» The problem:
Extract the passage of the AIED case report from "AIED is a rare" to "for this study." word for word.

» Given text:

An MRI revealed a bilaterally reduced fluid signal of the anterior and posterior SCCs, while video head impulse testing showed pathological results in all six SCCs. The pathogenesis behind these findings remains unclear. Due to symmetric and regular SCC signals in a former MRI-scan of the patient, a congenital disorder appears unlikely. To our knowledge, there are no reports on cumulative SCC abnormalities in the context of AIED, whereas reports on radiologically detected narrowing of SCC, found in patients with bilateral SNHL, do not necessarily correlate with vestibular function disorders [Citation14]. Since inflammatory processes may cause sclerotic or fibrotic changes, it appears possible that secondary changes in the inner ear will occur during the course of AIED.

In corticosteroid-resistant AIED, biological agents for targeting inflammatory cascades seem to be the most promising option for treatments. Alternative types of drug administration like the intratympanic application of biological agents could offer a more direct and possibly more effective route, as well as an elimination of systemic side effects [Citation15].

Conclusion

In patients with fluctuating bilateral asymmetric SNHL with or without vertigo and tinnitus, AIED must be taken into consideration as a diagnosis. Comprehensive diagnostic work-up and exclusion of any other possible disease associated with SNHL is necessary. In AIED biological agents like anti-IL-1 and anti-TNFα, represent an effective remedy for individual patients with corticosteroid-resistant symptoms.

Ethical approval

This retrospective review of patient data did not require ethical approval in accordance with local/national guidelines. Written informed consent was obtained from the patient for publication of the details of his medical case and any accompanying images.

AIED is a rare and hardly understood disease, which is why there is a lack of reliable controlled clinical trials. Immune modulating agents like anakinra and adalimumab are officially approved for the treatment of common rheumatologic diseases e. g. rheumatoid arthritis. However, the use in AIED can only be recommended based on previous clinical reports, all in all with a small number of patients. In our case the use of these both substances were clearly off-label.

Treatment options were discussed and reviewed by the Department of Otorhinolaryngology and the Department of Rheumatology. Generally, all performed procedures were decided after critical risk-benefit analysis and always in consensus with the patient and attending physicians.

Informed consent

Authors confirm that consent was obtained from the patients for this study.

Acknowledgements

None.

Disclosure statement

The authors declare that they have no conflict of interest or competing interests.

Additional information

Funding

This manuscript did not receive any funding.

» The data:

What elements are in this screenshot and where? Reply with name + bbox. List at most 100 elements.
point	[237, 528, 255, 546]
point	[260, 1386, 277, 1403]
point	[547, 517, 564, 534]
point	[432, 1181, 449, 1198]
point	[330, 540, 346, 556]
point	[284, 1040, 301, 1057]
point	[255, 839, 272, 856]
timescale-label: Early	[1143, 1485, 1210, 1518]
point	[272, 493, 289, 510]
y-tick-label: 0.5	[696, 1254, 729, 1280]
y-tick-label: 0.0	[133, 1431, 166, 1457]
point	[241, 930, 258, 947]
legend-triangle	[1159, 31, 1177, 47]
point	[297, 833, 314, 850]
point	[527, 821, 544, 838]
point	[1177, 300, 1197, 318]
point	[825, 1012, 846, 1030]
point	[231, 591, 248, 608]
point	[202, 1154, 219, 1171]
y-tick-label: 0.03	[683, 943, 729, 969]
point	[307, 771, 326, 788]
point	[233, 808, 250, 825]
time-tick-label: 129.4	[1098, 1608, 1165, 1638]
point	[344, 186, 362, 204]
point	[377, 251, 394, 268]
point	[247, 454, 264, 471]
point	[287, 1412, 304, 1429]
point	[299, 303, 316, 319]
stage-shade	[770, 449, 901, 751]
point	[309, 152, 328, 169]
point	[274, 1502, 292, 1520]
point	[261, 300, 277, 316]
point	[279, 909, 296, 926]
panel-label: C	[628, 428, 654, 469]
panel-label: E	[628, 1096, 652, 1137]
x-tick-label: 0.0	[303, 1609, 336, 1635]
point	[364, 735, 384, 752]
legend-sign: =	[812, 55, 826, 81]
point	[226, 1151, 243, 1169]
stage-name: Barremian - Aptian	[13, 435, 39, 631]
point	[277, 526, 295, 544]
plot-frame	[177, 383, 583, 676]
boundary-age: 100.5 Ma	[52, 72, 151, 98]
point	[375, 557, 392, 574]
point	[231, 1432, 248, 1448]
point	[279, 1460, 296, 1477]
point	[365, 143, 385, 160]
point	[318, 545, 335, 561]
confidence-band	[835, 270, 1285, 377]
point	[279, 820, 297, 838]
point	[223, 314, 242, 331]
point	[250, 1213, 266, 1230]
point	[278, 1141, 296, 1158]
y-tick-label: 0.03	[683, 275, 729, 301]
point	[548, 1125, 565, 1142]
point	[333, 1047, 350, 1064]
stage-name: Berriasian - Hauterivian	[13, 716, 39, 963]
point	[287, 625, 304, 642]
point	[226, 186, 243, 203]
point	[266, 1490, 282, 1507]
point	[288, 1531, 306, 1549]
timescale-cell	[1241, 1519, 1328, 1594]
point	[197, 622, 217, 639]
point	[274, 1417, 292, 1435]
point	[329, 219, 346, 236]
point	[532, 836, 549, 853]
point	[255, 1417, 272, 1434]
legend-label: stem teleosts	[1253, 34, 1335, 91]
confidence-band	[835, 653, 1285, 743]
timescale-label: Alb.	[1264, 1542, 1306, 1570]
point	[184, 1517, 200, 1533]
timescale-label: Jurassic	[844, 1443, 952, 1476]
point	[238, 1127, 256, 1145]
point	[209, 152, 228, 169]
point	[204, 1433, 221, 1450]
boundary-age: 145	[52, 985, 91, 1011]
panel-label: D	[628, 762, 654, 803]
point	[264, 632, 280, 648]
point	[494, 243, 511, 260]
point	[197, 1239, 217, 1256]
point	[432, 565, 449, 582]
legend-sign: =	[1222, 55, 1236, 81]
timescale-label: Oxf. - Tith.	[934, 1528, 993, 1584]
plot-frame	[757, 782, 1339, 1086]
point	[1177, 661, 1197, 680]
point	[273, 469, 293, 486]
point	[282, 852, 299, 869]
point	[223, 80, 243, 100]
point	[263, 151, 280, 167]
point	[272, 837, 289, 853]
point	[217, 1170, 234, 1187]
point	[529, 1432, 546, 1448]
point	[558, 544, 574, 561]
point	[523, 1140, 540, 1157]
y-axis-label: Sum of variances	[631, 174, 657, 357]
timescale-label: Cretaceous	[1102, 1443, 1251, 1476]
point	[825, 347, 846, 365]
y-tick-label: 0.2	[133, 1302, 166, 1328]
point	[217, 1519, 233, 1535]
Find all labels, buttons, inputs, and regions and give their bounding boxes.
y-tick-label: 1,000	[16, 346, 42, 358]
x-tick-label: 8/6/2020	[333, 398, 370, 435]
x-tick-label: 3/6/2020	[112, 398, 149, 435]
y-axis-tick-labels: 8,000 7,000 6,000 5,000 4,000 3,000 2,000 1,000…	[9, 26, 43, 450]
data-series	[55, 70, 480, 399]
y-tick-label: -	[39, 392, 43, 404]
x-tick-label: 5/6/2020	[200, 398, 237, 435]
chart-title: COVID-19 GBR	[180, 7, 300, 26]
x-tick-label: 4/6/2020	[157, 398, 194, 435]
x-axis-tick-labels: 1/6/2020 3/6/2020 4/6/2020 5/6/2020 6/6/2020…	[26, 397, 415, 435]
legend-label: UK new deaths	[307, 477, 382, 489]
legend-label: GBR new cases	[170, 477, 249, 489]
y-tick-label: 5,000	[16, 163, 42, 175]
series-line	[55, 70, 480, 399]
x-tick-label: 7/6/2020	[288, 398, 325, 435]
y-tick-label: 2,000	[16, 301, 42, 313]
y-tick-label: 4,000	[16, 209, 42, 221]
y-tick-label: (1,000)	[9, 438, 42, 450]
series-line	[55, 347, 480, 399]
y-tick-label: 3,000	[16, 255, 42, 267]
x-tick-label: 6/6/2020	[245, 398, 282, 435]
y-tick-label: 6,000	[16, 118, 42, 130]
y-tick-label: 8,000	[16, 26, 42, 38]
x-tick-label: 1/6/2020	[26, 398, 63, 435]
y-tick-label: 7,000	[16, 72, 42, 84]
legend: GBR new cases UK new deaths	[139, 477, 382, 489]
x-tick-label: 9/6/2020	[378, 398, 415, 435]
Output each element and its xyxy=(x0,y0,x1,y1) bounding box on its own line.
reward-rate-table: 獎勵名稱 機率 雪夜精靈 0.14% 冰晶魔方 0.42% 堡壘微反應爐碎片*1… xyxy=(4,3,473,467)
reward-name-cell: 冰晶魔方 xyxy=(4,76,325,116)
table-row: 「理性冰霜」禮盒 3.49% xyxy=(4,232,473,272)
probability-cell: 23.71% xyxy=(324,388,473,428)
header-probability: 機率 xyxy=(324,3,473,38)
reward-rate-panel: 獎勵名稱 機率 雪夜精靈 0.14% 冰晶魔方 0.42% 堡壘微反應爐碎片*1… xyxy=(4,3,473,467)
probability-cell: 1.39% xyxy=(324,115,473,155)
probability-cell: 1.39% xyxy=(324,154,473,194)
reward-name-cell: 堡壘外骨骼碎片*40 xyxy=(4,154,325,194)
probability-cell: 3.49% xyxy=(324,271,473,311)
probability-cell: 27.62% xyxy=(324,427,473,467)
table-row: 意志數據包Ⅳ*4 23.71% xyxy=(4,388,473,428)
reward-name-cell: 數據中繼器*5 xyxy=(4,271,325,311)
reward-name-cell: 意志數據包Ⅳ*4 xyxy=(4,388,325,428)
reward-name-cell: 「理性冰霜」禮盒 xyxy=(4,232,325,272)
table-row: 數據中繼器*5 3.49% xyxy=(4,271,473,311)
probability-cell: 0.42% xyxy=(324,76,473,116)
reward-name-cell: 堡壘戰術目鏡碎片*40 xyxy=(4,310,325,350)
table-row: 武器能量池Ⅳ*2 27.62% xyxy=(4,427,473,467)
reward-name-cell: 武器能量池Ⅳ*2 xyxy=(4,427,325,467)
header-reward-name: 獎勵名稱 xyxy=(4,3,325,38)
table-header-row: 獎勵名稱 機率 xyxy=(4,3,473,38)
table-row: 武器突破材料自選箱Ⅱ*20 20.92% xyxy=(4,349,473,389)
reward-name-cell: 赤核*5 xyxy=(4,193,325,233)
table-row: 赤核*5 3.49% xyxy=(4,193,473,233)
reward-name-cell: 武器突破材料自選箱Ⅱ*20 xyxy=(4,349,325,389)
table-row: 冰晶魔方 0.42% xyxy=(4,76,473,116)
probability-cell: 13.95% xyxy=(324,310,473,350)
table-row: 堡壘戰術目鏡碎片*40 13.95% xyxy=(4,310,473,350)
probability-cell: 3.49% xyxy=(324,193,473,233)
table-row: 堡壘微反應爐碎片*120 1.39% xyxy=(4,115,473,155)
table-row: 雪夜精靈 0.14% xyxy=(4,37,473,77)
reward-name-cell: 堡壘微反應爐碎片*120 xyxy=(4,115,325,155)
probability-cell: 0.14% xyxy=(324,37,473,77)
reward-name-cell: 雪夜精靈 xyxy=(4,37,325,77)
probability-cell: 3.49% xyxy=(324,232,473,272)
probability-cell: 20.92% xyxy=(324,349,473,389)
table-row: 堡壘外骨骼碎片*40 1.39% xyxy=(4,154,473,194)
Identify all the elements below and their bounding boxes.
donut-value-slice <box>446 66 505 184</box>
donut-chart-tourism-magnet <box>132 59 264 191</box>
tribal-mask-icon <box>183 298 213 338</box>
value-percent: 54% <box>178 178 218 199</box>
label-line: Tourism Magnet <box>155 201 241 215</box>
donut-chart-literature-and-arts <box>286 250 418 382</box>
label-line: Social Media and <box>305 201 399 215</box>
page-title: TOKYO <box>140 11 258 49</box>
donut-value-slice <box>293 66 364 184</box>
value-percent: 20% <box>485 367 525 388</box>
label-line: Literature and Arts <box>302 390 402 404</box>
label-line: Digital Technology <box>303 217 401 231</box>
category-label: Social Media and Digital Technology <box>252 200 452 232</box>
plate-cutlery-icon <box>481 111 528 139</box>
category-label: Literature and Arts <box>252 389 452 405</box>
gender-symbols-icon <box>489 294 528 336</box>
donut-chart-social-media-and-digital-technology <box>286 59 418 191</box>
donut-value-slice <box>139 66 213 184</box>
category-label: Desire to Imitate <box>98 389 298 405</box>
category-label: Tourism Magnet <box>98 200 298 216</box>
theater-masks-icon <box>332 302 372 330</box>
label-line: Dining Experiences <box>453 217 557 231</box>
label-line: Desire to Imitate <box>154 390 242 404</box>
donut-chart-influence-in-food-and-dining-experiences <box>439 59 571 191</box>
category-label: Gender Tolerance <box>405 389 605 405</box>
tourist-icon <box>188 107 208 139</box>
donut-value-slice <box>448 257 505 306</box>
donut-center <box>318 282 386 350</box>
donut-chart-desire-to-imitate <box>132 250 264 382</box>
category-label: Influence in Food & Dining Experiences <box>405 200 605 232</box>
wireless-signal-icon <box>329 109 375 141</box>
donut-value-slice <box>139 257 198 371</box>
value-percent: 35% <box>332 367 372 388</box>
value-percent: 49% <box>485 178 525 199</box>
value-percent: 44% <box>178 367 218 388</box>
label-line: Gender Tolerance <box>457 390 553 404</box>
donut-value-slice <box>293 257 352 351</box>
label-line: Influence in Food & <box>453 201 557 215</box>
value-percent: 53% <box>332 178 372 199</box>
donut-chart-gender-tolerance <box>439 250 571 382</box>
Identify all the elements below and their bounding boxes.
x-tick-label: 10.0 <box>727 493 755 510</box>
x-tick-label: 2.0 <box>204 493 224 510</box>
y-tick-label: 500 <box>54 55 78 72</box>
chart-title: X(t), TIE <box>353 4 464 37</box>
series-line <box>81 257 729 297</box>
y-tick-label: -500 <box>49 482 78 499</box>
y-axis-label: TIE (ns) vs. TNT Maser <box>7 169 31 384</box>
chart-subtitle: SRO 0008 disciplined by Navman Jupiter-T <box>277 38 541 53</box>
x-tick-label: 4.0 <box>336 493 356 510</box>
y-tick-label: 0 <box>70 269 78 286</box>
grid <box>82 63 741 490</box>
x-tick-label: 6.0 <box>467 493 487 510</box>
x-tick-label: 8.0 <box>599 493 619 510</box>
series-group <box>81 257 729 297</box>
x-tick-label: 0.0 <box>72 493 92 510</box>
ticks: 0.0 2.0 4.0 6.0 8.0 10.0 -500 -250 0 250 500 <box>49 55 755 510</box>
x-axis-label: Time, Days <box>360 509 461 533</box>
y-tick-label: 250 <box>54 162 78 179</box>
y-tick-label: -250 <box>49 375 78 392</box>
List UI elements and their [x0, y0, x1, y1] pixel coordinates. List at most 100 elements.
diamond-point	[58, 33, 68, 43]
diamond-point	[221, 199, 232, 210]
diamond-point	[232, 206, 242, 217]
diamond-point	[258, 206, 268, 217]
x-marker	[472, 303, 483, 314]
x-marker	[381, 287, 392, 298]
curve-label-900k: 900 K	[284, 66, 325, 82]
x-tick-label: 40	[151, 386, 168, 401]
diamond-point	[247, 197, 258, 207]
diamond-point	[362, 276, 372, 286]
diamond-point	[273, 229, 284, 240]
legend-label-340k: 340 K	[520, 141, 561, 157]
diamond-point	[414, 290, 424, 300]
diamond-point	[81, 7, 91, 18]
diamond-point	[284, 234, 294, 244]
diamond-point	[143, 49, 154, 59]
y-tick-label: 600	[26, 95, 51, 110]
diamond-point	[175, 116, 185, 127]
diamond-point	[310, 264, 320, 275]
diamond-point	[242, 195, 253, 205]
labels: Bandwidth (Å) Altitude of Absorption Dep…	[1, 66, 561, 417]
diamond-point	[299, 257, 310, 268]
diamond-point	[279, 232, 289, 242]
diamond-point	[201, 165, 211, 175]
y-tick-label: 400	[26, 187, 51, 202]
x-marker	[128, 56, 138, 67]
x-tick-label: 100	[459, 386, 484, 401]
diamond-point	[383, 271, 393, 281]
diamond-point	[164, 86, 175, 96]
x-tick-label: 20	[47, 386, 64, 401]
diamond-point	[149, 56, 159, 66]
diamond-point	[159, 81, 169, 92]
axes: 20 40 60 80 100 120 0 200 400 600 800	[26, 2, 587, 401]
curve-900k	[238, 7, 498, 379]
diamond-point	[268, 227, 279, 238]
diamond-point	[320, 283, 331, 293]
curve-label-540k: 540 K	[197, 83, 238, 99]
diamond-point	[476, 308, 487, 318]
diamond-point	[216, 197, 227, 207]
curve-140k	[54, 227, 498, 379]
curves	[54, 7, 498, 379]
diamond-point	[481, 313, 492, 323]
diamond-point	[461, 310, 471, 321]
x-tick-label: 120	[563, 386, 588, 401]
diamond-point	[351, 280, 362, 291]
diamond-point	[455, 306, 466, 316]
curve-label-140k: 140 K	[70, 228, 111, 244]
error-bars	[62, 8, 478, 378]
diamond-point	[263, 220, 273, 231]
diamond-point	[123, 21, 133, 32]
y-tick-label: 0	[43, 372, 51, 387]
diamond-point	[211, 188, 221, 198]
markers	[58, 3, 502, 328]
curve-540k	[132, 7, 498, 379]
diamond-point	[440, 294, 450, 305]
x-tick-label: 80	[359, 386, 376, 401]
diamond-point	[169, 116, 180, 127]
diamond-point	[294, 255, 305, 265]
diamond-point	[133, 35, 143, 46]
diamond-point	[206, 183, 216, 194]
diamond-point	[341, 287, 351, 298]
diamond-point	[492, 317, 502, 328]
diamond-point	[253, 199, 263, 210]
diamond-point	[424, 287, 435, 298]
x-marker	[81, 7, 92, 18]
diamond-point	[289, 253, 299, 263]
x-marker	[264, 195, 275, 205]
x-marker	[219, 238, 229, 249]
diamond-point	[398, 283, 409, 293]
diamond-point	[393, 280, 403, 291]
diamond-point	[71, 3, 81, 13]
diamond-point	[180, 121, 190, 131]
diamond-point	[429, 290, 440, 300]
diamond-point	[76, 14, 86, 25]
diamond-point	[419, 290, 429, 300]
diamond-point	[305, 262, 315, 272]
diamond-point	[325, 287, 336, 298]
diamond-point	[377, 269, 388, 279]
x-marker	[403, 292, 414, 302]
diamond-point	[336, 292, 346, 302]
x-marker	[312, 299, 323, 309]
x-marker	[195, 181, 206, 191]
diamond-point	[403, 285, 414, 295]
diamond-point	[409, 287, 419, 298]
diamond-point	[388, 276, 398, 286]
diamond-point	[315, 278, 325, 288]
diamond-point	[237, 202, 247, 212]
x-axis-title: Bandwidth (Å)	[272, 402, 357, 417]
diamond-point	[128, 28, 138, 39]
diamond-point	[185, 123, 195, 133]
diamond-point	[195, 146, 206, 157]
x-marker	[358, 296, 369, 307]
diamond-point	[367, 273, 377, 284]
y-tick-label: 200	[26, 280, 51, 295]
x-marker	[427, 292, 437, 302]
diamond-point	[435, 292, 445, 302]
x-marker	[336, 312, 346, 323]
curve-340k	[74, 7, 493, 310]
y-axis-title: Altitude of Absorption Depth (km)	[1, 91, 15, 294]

» Answer to this exercise:
AIED is a rare and hardly understood disease, which is why there is a lack of reliable controlled clinical trials. Immune modulating agents like anakinra and adalimumab are officially approved for the treatment of common rheumatologic diseases e. g. rheumatoid arthritis. However, the use in AIED can only be recommended based on previous clinical reports, all in all with a small number of patients. In our case the use of these both substances were clearly off-label.

Treatment options were discussed and reviewed by the Department of Otorhinolaryngology and the Department of Rheumatology. Generally, all performed procedures were decided after critical risk-benefit analysis and always in consensus with the patient and attending physicians.

Informed consent

Authors confirm that consent was obtained from the patients for this study.